What to work on -> Skip every picture and transcribe the remaining material exactly.

Dataset entries on figures ->
══════

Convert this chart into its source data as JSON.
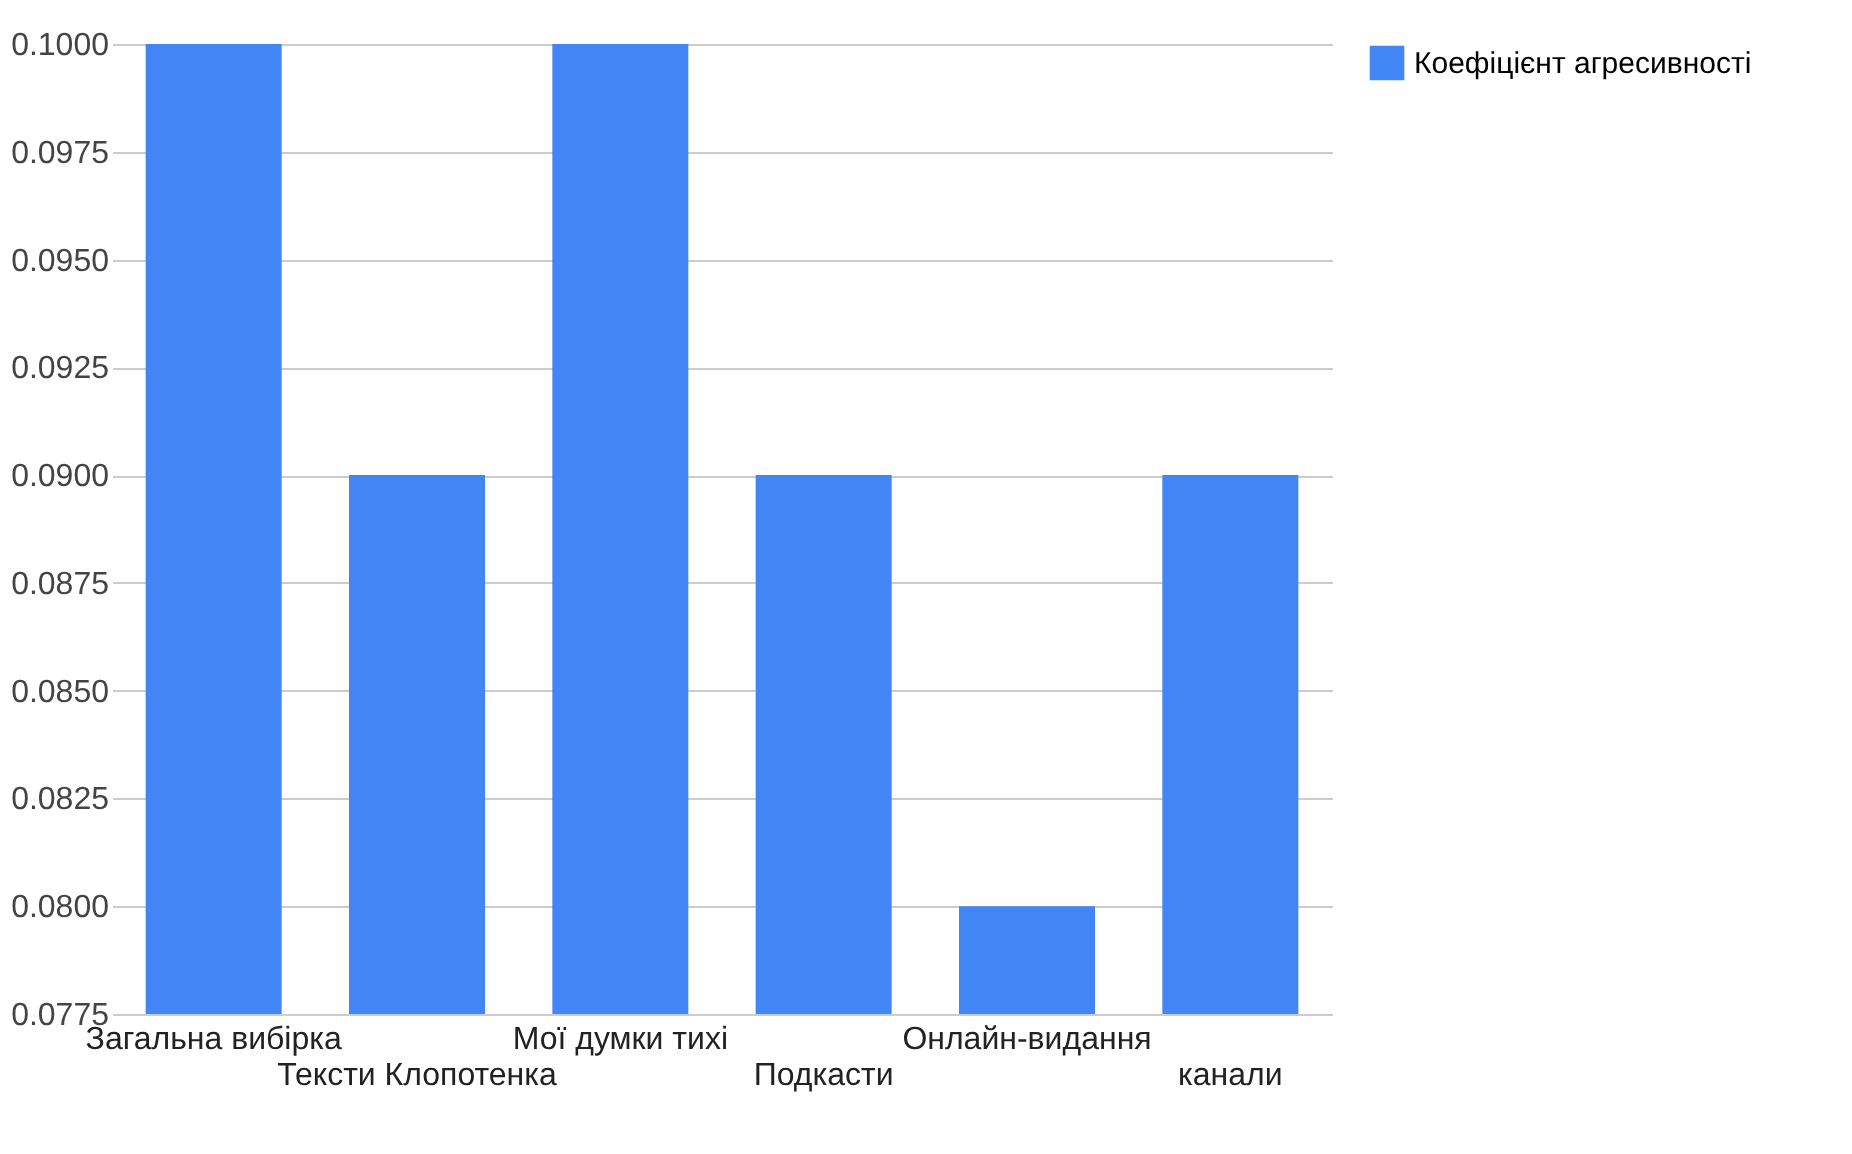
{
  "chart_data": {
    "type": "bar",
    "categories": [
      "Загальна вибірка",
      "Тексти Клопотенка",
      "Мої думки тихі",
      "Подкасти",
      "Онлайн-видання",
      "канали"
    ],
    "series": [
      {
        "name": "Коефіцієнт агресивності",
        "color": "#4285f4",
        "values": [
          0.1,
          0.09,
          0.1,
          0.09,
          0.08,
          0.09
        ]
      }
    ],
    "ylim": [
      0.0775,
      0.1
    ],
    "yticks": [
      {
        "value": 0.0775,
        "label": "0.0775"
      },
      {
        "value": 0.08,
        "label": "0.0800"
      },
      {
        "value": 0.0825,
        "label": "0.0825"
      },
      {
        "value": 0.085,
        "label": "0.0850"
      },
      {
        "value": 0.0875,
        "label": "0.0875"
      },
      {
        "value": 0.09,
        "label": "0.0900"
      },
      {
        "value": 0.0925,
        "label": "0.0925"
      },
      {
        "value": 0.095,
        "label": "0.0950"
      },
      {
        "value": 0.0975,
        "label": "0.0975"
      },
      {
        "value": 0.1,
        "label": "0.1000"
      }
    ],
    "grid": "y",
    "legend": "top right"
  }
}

══════

Complete response ->
Convert this chart into its source data as JSON.
{
  "chart_data": {
    "type": "bar",
    "categories": [
      "Загальна вибірка",
      "Тексти Клопотенка",
      "Мої думки тихі",
      "Подкасти",
      "Онлайн-видання",
      "канали"
    ],
    "series": [
      {
        "name": "Коефіцієнт агресивності",
        "color": "#4285f4",
        "values": [
          0.1,
          0.09,
          0.1,
          0.09,
          0.08,
          0.09
        ]
      }
    ],
    "ylim": [
      0.0775,
      0.1
    ],
    "yticks": [
      {
        "value": 0.0775,
        "label": "0.0775"
      },
      {
        "value": 0.08,
        "label": "0.0800"
      },
      {
        "value": 0.0825,
        "label": "0.0825"
      },
      {
        "value": 0.085,
        "label": "0.0850"
      },
      {
        "value": 0.0875,
        "label": "0.0875"
      },
      {
        "value": 0.09,
        "label": "0.0900"
      },
      {
        "value": 0.0925,
        "label": "0.0925"
      },
      {
        "value": 0.095,
        "label": "0.0950"
      },
      {
        "value": 0.0975,
        "label": "0.0975"
      },
      {
        "value": 0.1,
        "label": "0.1000"
      }
    ],
    "grid": "y",
    "legend": "top right"
  }
}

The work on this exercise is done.